◆ DATA IN THIS EXERCISE ◆
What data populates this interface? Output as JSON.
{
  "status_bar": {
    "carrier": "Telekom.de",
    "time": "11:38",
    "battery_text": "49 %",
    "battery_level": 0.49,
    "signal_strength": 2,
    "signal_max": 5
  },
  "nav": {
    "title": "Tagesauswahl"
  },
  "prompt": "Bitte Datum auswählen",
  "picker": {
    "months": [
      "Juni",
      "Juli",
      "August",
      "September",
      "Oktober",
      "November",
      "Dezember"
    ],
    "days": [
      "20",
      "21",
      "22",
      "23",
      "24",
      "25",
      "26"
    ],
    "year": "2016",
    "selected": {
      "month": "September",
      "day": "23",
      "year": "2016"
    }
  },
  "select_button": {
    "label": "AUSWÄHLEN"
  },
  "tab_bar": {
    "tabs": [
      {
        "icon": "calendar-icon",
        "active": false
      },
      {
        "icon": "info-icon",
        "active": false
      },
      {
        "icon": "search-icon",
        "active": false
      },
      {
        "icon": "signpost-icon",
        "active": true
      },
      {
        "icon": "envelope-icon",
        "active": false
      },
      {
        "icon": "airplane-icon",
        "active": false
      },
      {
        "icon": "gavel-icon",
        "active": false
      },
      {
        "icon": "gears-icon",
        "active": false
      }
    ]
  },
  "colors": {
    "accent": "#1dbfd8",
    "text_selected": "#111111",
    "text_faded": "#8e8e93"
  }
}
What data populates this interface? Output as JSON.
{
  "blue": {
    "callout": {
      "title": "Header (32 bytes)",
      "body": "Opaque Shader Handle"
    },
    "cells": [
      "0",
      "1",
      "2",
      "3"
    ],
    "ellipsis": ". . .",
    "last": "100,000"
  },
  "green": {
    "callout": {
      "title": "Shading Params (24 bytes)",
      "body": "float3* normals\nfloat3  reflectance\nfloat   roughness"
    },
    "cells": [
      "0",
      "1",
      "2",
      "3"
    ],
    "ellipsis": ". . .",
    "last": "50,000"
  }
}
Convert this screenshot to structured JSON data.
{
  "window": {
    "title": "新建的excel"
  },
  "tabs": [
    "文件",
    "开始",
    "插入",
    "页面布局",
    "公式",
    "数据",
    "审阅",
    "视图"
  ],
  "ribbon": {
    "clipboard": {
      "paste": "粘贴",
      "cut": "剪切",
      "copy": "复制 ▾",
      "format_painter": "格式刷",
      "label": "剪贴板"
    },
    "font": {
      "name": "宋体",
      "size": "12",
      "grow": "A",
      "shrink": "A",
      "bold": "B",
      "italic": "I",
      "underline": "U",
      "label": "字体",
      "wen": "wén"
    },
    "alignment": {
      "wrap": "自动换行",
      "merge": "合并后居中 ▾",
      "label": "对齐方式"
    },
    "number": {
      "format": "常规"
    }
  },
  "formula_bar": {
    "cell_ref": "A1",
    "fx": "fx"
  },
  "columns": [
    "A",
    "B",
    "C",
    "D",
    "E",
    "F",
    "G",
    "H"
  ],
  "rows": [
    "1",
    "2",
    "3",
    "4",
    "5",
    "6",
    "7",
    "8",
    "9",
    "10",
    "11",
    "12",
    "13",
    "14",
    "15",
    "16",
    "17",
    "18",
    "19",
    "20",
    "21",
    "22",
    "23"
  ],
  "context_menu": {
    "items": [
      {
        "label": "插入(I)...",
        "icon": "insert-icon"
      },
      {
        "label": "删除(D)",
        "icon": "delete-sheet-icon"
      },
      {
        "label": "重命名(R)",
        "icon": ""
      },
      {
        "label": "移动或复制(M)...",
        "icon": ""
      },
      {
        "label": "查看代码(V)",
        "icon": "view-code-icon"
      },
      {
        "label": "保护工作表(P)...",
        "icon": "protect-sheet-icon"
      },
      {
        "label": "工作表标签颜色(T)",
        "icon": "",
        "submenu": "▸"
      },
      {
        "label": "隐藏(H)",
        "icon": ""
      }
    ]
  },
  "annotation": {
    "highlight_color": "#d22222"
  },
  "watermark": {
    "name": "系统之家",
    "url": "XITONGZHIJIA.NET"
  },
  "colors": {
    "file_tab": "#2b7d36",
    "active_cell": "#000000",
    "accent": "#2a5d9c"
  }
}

◆ EXERCISE INSTRUCTIONS ◆
Quote each line of the listing above exactly.

◆ COMPLETED EXERCISE ◆
What data populates this interface? Output as JSON.
{
  "status_bar": {
    "carrier": "Telekom.de",
    "time": "11:38",
    "battery_text": "49 %",
    "battery_level": 0.49,
    "signal_strength": 2,
    "signal_max": 5
  },
  "nav": {
    "title": "Tagesauswahl"
  },
  "prompt": "Bitte Datum auswählen",
  "picker": {
    "months": [
      "Juni",
      "Juli",
      "August",
      "September",
      "Oktober",
      "November",
      "Dezember"
    ],
    "days": [
      "20",
      "21",
      "22",
      "23",
      "24",
      "25",
      "26"
    ],
    "year": "2016",
    "selected": {
      "month": "September",
      "day": "23",
      "year": "2016"
    }
  },
  "select_button": {
    "label": "AUSWÄHLEN"
  },
  "tab_bar": {
    "tabs": [
      {
        "icon": "calendar-icon",
        "active": false
      },
      {
        "icon": "info-icon",
        "active": false
      },
      {
        "icon": "search-icon",
        "active": false
      },
      {
        "icon": "signpost-icon",
        "active": true
      },
      {
        "icon": "envelope-icon",
        "active": false
      },
      {
        "icon": "airplane-icon",
        "active": false
      },
      {
        "icon": "gavel-icon",
        "active": false
      },
      {
        "icon": "gears-icon",
        "active": false
      }
    ]
  },
  "colors": {
    "accent": "#1dbfd8",
    "text_selected": "#111111",
    "text_faded": "#8e8e93"
  }
}
What data populates this interface? Output as JSON.
{
  "blue": {
    "callout": {
      "title": "Header (32 bytes)",
      "body": "Opaque Shader Handle"
    },
    "cells": [
      "0",
      "1",
      "2",
      "3"
    ],
    "ellipsis": ". . .",
    "last": "100,000"
  },
  "green": {
    "callout": {
      "title": "Shading Params (24 bytes)",
      "body": "float3* normals\nfloat3  reflectance\nfloat   roughness"
    },
    "cells": [
      "0",
      "1",
      "2",
      "3"
    ],
    "ellipsis": ". . .",
    "last": "50,000"
  }
}
Convert this screenshot to structured JSON data.
{
  "window": {
    "title": "新建的excel"
  },
  "tabs": [
    "文件",
    "开始",
    "插入",
    "页面布局",
    "公式",
    "数据",
    "审阅",
    "视图"
  ],
  "ribbon": {
    "clipboard": {
      "paste": "粘贴",
      "cut": "剪切",
      "copy": "复制 ▾",
      "format_painter": "格式刷",
      "label": "剪贴板"
    },
    "font": {
      "name": "宋体",
      "size": "12",
      "grow": "A",
      "shrink": "A",
      "bold": "B",
      "italic": "I",
      "underline": "U",
      "label": "字体",
      "wen": "wén"
    },
    "alignment": {
      "wrap": "自动换行",
      "merge": "合并后居中 ▾",
      "label": "对齐方式"
    },
    "number": {
      "format": "常规"
    }
  },
  "formula_bar": {
    "cell_ref": "A1",
    "fx": "fx"
  },
  "columns": [
    "A",
    "B",
    "C",
    "D",
    "E",
    "F",
    "G",
    "H"
  ],
  "rows": [
    "1",
    "2",
    "3",
    "4",
    "5",
    "6",
    "7",
    "8",
    "9",
    "10",
    "11",
    "12",
    "13",
    "14",
    "15",
    "16",
    "17",
    "18",
    "19",
    "20",
    "21",
    "22",
    "23"
  ],
  "context_menu": {
    "items": [
      {
        "label": "插入(I)...",
        "icon": "insert-icon"
      },
      {
        "label": "删除(D)",
        "icon": "delete-sheet-icon"
      },
      {
        "label": "重命名(R)",
        "icon": ""
      },
      {
        "label": "移动或复制(M)...",
        "icon": ""
      },
      {
        "label": "查看代码(V)",
        "icon": "view-code-icon"
      },
      {
        "label": "保护工作表(P)...",
        "icon": "protect-sheet-icon"
      },
      {
        "label": "工作表标签颜色(T)",
        "icon": "",
        "submenu": "▸"
      },
      {
        "label": "隐藏(H)",
        "icon": ""
      }
    ]
  },
  "annotation": {
    "highlight_color": "#d22222"
  },
  "watermark": {
    "name": "系统之家",
    "url": "XITONGZHIJIA.NET"
  },
  "colors": {
    "file_tab": "#2b7d36",
    "active_cell": "#000000",
    "accent": "#2a5d9c"
  }
}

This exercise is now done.